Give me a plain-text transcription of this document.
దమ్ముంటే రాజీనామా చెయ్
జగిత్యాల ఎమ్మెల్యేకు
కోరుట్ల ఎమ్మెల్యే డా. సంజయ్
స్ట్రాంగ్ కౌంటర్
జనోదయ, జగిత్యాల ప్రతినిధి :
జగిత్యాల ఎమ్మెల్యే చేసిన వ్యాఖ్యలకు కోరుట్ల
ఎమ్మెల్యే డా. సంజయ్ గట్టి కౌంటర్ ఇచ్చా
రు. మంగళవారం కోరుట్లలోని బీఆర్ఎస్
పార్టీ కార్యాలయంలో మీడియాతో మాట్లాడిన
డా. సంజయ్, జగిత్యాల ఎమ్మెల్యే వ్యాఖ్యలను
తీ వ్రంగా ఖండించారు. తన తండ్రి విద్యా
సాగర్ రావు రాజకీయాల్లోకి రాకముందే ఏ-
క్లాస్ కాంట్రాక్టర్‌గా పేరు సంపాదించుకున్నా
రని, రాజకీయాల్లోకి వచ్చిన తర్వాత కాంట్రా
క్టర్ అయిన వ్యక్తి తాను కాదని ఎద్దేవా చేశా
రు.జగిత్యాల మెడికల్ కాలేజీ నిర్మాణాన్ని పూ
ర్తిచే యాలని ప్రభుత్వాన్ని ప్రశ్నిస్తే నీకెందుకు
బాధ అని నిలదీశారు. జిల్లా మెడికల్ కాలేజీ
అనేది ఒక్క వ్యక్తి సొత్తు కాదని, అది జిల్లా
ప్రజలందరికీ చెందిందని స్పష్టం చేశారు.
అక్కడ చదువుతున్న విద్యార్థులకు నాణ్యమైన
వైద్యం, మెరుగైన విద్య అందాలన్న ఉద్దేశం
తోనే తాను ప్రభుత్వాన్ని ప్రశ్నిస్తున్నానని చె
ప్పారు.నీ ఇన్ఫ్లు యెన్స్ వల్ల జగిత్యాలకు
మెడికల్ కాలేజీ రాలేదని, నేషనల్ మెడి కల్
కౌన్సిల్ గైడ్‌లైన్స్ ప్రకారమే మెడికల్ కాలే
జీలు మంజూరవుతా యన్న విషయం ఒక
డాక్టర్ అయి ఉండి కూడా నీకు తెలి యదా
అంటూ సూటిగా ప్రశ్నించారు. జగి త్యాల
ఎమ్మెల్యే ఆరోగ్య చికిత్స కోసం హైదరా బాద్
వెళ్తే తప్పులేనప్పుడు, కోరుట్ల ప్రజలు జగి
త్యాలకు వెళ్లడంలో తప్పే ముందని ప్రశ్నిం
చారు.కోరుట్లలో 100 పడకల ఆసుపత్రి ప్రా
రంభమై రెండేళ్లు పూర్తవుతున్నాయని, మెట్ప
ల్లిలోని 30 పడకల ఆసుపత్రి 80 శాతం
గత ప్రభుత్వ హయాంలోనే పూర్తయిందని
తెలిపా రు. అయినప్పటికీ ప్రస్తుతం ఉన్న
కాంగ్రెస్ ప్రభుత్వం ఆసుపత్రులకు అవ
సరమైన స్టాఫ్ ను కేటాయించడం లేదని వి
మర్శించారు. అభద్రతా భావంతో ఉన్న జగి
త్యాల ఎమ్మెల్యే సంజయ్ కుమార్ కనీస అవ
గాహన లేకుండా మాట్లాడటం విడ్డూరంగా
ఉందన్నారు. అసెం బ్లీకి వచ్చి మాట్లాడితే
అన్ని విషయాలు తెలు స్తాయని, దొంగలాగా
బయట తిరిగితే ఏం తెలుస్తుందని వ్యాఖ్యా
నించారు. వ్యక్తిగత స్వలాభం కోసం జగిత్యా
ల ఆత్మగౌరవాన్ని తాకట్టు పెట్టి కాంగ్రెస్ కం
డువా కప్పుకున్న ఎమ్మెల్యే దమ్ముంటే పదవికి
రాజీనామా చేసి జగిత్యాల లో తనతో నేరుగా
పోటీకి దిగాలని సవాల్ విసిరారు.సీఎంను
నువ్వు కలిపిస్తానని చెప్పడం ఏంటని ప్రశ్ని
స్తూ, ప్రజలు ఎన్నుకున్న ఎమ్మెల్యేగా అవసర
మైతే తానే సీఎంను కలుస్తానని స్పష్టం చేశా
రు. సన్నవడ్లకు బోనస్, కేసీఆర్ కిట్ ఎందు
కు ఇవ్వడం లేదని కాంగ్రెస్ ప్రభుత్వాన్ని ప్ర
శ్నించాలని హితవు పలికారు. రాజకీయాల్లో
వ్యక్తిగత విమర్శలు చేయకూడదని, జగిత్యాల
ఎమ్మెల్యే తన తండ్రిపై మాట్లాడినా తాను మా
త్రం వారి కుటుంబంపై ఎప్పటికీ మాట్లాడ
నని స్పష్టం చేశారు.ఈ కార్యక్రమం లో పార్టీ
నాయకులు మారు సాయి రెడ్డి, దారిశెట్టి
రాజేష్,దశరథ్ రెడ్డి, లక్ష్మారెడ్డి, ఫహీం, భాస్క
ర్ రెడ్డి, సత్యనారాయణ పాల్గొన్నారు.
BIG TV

# # #

Task
Copy the data above in full, character for character.

Result
Give me a plain-text transcription of this document.
దమ్ముంటే రాజీనామా చెయ్
జగిత్యాల ఎమ్మెల్యేకు
కోరుట్ల ఎమ్మెల్యే డా. సంజయ్
స్ట్రాంగ్ కౌంటర్
జనోదయ, జగిత్యాల ప్రతినిధి :
జగిత్యాల ఎమ్మెల్యే చేసిన వ్యాఖ్యలకు కోరుట్ల
ఎమ్మెల్యే డా. సంజయ్ గట్టి కౌంటర్ ఇచ్చా
రు. మంగళవారం కోరుట్లలోని బీఆర్ఎస్
పార్టీ కార్యాలయంలో మీడియాతో మాట్లాడిన
డా. సంజయ్, జగిత్యాల ఎమ్మెల్యే వ్యాఖ్యలను
తీ వ్రంగా ఖండించారు. తన తండ్రి విద్యా
సాగర్ రావు రాజకీయాల్లోకి రాకముందే ఏ-
క్లాస్ కాంట్రాక్టర్‌గా పేరు సంపాదించుకున్నా
రని, రాజకీయాల్లోకి వచ్చిన తర్వాత కాంట్రా
క్టర్ అయిన వ్యక్తి తాను కాదని ఎద్దేవా చేశా
రు.జగిత్యాల మెడికల్ కాలేజీ నిర్మాణాన్ని పూ
ర్తిచే యాలని ప్రభుత్వాన్ని ప్రశ్నిస్తే నీకెందుకు
బాధ అని నిలదీశారు. జిల్లా మెడికల్ కాలేజీ
అనేది ఒక్క వ్యక్తి సొత్తు కాదని, అది జిల్లా
ప్రజలందరికీ చెందిందని స్పష్టం చేశారు.
అక్కడ చదువుతున్న విద్యార్థులకు నాణ్యమైన
వైద్యం, మెరుగైన విద్య అందాలన్న ఉద్దేశం
తోనే తాను ప్రభుత్వాన్ని ప్రశ్నిస్తున్నానని చె
ప్పారు.నీ ఇన్ఫ్లు యెన్స్ వల్ల జగిత్యాలకు
మెడికల్ కాలేజీ రాలేదని, నేషనల్ మెడి కల్
కౌన్సిల్ గైడ్‌లైన్స్ ప్రకారమే మెడికల్ కాలే
జీలు మంజూరవుతా యన్న విషయం ఒక
డాక్టర్ అయి ఉండి కూడా నీకు తెలి యదా
అంటూ సూటిగా ప్రశ్నించారు. జగి త్యాల
ఎమ్మెల్యే ఆరోగ్య చికిత్స కోసం హైదరా బాద్
వెళ్తే తప్పులేనప్పుడు, కోరుట్ల ప్రజలు జగి
త్యాలకు వెళ్లడంలో తప్పే ముందని ప్రశ్నిం
చారు.కోరుట్లలో 100 పడకల ఆసుపత్రి ప్రా
రంభమై రెండేళ్లు పూర్తవుతున్నాయని, మెట్ప
ల్లిలోని 30 పడకల ఆసుపత్రి 80 శాతం
గత ప్రభుత్వ హయాంలోనే పూర్తయిందని
తెలిపా రు. అయినప్పటికీ ప్రస్తుతం ఉన్న
కాంగ్రెస్ ప్రభుత్వం ఆసుపత్రులకు అవ
సరమైన స్టాఫ్ ను కేటాయించడం లేదని వి
మర్శించారు. అభద్రతా భావంతో ఉన్న జగి
త్యాల ఎమ్మెల్యే సంజయ్ కుమార్ కనీస అవ
గాహన లేకుండా మాట్లాడటం విడ్డూరంగా
ఉందన్నారు. అసెం బ్లీకి వచ్చి మాట్లాడితే
అన్ని విషయాలు తెలు స్తాయని, దొంగలాగా
బయట తిరిగితే ఏం తెలుస్తుందని వ్యాఖ్యా
నించారు. వ్యక్తిగత స్వలాభం కోసం జగిత్యా
ల ఆత్మగౌరవాన్ని తాకట్టు పెట్టి కాంగ్రెస్ కం
డువా కప్పుకున్న ఎమ్మెల్యే దమ్ముంటే పదవికి
రాజీనామా చేసి జగిత్యాల లో తనతో నేరుగా
పోటీకి దిగాలని సవాల్ విసిరారు.సీఎంను
నువ్వు కలిపిస్తానని చెప్పడం ఏంటని ప్రశ్ని
స్తూ, ప్రజలు ఎన్నుకున్న ఎమ్మెల్యేగా అవసర
మైతే తానే సీఎంను కలుస్తానని స్పష్టం చేశా
రు. సన్నవడ్లకు బోనస్, కేసీఆర్ కిట్ ఎందు
కు ఇవ్వడం లేదని కాంగ్రెస్ ప్రభుత్వాన్ని ప్ర
శ్నించాలని హితవు పలికారు. రాజకీయాల్లో
వ్యక్తిగత విమర్శలు చేయకూడదని, జగిత్యాల
ఎమ్మెల్యే తన తండ్రిపై మాట్లాడినా తాను మా
త్రం వారి కుటుంబంపై ఎప్పటికీ మాట్లాడ
నని స్పష్టం చేశారు.ఈ కార్యక్రమం లో పార్టీ
నాయకులు మారు సాయి రెడ్డి, దారిశెట్టి
రాజేష్,దశరథ్ రెడ్డి, లక్ష్మారెడ్డి, ఫహీం, భాస్క
ర్ రెడ్డి, సత్యనారాయణ పాల్గొన్నారు.
BIG TV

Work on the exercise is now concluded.